• Задание 1
Чем, по словам героя фильма из отрывка о победе Вирасетакуна, он испортил свою карму?
• Задание 2
Подхватите отрывок о фильме «Дядюшка Бунми, способный вспомнить свои предыдущие жизни» и продолжите его после последнего предложения.

• Отрывок
В этих страшных лабиринтах единственный проблеск надежды мелькнул благодаря режиссеру, который и оказался победителем в конкурсе: 39-летнему тайцу Апичатпонгу Вирасетакуну. Киноведы и синефилы признали его самым актуальным автором 2000-х годов, его "Благословенно ваш" и "Тропическая лихорадка" награждались в Каннах, его стиль считается абсолютно оригинальным, — но Бертон, как выяснилось, об этом понятия не имел и впервые ознакомился с творчеством Вирасетакуна в предпоследний день фестиваля. Ознакомился и был поражен до глубины души, результатом чего стало вручение улыбчивому тайцу "Золотой пальмовой ветви" (первая подобная награда в истории Таиланда). "Дядюшка Бунми, способный вспомнить свои предыдущие жизни" — поразительно оптимистичное кино о реинкарнации. Умирающий в деревне от почечной недостаточности герой сетует, что испортил свою карму, убив в молодости слишком много коммунистов... и, добавляет он, слишком много жуков на пасеке. Вот и вся политика. Утешить его приходят призрак покойной жены и сын, ушедший много лет назад в джунгли, где он превратился в обезьяну-призрака с ярко-красными глазами. Все вместе они смотрят старые фотографии и вспоминают о прошлом — необозримом и неисчерпаемом для человека, помнящего свои предыдущие воплощения и ожидающего новых.

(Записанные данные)

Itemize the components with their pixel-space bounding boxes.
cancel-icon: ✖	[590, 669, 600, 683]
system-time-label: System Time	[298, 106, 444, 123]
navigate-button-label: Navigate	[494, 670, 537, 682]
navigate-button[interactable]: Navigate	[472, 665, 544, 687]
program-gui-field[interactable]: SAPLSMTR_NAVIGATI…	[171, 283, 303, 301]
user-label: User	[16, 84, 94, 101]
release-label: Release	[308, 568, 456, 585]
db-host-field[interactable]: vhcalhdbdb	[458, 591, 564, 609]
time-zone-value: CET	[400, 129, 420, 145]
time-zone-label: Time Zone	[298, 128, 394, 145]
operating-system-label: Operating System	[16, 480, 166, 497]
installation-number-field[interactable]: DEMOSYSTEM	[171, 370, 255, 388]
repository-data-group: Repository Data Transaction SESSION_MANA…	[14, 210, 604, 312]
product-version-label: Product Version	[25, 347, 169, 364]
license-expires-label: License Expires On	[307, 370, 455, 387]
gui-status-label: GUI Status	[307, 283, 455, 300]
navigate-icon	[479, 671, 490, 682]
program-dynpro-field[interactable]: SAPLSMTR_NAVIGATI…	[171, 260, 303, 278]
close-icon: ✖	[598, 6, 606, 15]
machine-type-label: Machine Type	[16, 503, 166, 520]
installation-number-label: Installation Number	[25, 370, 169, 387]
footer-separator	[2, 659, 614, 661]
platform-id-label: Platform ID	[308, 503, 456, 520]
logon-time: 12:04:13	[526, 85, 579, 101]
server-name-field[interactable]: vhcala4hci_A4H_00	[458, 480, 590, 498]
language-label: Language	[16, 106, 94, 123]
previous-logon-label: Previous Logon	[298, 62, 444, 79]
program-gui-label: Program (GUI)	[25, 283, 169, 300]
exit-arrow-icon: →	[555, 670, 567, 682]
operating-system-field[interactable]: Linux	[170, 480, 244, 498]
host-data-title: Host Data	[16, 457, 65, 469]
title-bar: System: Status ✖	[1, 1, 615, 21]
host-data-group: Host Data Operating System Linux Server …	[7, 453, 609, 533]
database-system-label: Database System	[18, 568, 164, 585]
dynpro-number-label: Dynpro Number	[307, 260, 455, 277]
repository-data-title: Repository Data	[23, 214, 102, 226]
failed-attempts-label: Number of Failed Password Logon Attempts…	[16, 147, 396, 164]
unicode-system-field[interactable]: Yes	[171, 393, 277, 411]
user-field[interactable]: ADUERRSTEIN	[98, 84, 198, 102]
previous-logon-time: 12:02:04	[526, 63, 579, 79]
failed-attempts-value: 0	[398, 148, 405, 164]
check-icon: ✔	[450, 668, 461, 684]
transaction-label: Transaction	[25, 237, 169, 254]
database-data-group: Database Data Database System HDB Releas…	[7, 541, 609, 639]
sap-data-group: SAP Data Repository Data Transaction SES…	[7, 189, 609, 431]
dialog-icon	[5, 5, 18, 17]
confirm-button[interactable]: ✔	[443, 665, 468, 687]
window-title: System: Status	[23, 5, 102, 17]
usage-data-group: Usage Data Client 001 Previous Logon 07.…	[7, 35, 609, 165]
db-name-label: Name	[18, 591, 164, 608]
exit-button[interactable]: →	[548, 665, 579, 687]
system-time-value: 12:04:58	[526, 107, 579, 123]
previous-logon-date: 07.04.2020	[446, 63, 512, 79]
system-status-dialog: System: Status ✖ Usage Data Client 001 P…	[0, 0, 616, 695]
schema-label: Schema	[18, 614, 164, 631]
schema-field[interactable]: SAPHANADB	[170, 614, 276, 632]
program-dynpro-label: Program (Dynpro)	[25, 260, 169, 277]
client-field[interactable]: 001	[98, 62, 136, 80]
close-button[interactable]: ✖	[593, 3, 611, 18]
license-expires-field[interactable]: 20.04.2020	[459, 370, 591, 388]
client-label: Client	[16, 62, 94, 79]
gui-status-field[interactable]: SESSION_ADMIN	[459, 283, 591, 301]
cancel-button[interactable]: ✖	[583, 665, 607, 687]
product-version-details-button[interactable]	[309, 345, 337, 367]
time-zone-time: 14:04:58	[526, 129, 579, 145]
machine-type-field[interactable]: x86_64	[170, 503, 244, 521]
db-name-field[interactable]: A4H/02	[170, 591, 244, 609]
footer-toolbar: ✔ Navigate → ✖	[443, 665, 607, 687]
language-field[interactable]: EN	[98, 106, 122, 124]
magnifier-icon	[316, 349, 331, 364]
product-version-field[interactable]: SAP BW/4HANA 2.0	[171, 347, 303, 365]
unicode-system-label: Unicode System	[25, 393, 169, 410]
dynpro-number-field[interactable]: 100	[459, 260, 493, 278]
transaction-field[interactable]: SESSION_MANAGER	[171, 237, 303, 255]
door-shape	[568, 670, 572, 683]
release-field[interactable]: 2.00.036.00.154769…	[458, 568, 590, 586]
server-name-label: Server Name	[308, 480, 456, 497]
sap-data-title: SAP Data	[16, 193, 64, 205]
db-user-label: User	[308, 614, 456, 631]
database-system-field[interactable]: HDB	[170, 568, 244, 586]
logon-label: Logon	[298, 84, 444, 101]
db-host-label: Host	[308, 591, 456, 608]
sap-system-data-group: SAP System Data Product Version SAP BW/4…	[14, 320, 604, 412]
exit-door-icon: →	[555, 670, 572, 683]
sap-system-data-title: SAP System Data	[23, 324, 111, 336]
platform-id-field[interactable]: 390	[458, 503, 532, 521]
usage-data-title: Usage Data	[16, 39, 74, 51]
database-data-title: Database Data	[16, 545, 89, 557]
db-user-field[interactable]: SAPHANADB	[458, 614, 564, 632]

• Ответ 1
Тем, что в молодости убил слишком много коммунистов, а также слишком много жуков на пасеке.

• Ответ 2
Именно таким предстало новое кино в Каннах-2010 — прекрасным и парадоксальным сном, в котором невозможны ни смерть, ни страдания, ни борьба за права человека, ни социализм, ни Уолл-стрит, а только перевоплощения, позволяющие человеку остаться человеком и не превратиться в обезьяну.